— Given task —
Within the material below, find each line bearing the word "this" and present it.

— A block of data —
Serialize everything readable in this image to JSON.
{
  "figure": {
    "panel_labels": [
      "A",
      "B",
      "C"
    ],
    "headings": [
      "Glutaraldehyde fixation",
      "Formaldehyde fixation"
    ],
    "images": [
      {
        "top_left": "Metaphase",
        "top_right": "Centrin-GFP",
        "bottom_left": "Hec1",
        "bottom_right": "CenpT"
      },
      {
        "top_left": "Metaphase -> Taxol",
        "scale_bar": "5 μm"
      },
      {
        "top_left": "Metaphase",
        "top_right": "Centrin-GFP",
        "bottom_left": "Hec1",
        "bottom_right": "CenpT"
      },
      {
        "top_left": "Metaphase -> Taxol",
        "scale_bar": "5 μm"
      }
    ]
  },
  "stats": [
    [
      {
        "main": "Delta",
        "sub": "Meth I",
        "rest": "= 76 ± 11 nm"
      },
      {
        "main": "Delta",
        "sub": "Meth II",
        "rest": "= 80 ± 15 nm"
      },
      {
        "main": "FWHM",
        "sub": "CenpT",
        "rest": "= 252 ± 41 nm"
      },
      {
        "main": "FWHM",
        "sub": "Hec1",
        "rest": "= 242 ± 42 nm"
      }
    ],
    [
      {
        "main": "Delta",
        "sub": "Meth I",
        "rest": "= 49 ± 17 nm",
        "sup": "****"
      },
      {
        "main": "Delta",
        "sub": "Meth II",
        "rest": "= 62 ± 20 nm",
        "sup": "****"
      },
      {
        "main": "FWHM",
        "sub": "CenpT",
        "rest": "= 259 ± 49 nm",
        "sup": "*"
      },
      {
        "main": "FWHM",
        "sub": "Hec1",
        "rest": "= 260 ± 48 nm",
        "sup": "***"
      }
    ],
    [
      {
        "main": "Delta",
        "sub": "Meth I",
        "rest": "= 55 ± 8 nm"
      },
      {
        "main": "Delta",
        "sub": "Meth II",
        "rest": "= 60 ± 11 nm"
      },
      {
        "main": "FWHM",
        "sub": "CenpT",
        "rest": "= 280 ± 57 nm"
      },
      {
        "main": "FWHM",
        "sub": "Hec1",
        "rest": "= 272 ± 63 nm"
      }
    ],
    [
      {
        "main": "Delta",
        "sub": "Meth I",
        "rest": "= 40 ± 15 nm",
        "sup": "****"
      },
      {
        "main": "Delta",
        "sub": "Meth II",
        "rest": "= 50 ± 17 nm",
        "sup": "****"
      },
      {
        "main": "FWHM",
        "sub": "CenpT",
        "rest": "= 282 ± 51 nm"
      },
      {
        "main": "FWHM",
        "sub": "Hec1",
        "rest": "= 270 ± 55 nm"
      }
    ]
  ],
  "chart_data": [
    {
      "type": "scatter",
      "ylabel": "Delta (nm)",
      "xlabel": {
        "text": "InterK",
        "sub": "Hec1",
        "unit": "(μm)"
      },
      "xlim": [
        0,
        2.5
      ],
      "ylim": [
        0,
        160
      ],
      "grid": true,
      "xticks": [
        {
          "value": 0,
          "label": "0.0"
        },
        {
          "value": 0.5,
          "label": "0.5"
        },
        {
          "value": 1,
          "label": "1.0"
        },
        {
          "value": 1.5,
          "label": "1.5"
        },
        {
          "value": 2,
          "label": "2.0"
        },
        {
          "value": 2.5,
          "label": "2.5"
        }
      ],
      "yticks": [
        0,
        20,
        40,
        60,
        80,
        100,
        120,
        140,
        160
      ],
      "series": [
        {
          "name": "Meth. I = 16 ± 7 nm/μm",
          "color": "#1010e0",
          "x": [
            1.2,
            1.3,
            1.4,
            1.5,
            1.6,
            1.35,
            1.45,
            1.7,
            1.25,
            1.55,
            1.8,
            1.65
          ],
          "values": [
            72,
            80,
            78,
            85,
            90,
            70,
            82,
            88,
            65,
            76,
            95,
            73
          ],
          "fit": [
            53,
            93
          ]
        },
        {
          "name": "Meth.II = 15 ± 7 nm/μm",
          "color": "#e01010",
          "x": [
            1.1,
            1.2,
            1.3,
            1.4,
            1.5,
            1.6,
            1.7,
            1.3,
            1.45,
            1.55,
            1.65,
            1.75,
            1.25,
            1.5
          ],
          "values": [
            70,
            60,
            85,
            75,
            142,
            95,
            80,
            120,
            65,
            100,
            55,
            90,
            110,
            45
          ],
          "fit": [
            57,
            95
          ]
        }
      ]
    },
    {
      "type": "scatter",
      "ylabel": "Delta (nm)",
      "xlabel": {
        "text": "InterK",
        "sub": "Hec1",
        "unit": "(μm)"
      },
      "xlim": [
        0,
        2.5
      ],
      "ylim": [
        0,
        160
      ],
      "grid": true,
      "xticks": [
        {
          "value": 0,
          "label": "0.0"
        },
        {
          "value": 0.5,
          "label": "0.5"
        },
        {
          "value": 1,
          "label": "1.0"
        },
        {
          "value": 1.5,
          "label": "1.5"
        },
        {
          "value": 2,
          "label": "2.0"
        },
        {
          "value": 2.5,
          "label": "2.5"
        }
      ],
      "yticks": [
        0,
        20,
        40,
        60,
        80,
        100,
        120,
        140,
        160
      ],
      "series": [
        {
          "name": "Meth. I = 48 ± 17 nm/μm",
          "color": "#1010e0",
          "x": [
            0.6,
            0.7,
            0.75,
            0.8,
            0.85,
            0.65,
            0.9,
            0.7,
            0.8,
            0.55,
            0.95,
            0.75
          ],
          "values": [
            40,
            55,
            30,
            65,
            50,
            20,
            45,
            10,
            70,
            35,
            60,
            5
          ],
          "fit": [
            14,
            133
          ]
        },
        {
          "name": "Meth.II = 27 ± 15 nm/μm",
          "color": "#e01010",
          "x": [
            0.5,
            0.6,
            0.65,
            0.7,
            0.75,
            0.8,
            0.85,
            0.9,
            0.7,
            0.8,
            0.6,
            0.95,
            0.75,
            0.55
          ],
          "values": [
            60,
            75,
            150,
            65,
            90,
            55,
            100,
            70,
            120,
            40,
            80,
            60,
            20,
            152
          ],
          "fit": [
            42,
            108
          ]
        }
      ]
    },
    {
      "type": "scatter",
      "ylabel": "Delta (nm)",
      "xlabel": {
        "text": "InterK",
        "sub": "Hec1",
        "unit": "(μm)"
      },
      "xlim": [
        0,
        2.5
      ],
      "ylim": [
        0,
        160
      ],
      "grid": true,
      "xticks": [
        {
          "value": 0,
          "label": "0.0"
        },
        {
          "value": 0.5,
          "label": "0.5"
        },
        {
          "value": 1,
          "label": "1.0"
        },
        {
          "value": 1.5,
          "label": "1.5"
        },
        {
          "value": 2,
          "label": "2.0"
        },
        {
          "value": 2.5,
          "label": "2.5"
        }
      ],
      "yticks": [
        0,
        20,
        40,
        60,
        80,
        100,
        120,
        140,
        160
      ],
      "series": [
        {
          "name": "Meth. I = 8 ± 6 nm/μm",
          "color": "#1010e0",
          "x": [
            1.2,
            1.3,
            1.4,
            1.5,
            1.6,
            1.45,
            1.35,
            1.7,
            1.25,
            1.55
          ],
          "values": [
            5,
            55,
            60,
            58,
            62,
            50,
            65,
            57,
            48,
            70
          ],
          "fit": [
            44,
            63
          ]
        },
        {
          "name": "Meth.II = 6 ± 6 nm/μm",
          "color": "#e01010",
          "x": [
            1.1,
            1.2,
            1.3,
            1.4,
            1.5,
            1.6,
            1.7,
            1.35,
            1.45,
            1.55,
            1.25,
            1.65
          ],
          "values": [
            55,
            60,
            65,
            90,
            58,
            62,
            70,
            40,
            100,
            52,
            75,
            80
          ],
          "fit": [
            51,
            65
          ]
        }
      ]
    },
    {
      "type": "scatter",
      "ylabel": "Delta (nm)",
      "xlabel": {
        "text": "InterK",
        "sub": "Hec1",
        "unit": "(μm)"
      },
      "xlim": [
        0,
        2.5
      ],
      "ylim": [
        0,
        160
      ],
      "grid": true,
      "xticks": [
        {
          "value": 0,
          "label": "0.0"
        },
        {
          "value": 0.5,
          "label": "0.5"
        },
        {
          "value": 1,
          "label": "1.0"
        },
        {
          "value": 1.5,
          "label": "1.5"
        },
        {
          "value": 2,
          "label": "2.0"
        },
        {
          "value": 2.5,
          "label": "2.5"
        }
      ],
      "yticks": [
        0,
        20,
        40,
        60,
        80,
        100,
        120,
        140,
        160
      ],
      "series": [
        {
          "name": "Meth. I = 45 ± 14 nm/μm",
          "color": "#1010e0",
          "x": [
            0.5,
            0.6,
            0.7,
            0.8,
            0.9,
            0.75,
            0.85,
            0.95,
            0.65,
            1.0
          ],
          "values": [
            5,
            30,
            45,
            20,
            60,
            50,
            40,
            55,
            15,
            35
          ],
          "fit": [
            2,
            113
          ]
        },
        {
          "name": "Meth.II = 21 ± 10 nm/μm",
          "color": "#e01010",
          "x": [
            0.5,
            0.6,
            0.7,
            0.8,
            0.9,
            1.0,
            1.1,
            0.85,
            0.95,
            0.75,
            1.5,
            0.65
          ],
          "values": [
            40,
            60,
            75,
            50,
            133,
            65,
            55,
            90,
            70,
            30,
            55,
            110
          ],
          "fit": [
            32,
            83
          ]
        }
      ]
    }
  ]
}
---
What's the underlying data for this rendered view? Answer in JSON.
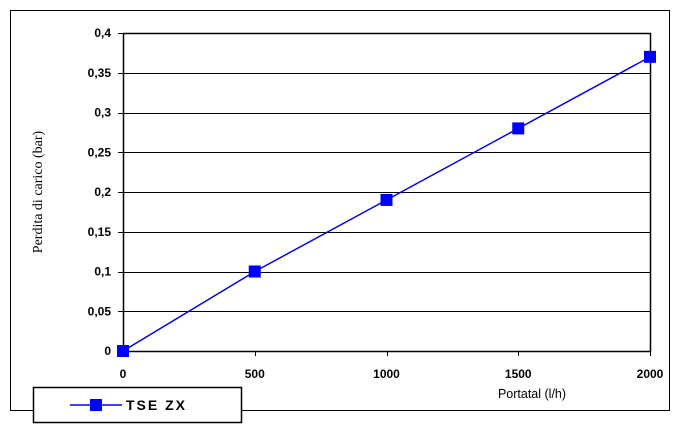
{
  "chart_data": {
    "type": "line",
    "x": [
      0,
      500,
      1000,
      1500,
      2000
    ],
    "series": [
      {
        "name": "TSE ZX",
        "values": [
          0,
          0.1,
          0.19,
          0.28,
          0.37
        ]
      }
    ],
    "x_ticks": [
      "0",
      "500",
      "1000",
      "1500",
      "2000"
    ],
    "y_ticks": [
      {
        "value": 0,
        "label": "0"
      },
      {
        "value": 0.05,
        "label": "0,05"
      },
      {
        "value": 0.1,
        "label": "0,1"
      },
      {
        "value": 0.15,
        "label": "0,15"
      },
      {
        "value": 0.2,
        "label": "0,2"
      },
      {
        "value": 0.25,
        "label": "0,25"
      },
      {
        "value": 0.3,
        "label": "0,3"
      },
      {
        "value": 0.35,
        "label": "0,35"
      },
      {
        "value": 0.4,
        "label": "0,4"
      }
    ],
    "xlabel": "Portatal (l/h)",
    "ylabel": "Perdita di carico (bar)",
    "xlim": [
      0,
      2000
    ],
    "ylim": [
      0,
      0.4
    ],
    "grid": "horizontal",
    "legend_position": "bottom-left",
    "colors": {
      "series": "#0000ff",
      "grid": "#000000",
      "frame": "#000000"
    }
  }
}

— Reply —
Serialize everything readable in this image to JSON.
What's the underlying data for this rendered view? Answer in JSON.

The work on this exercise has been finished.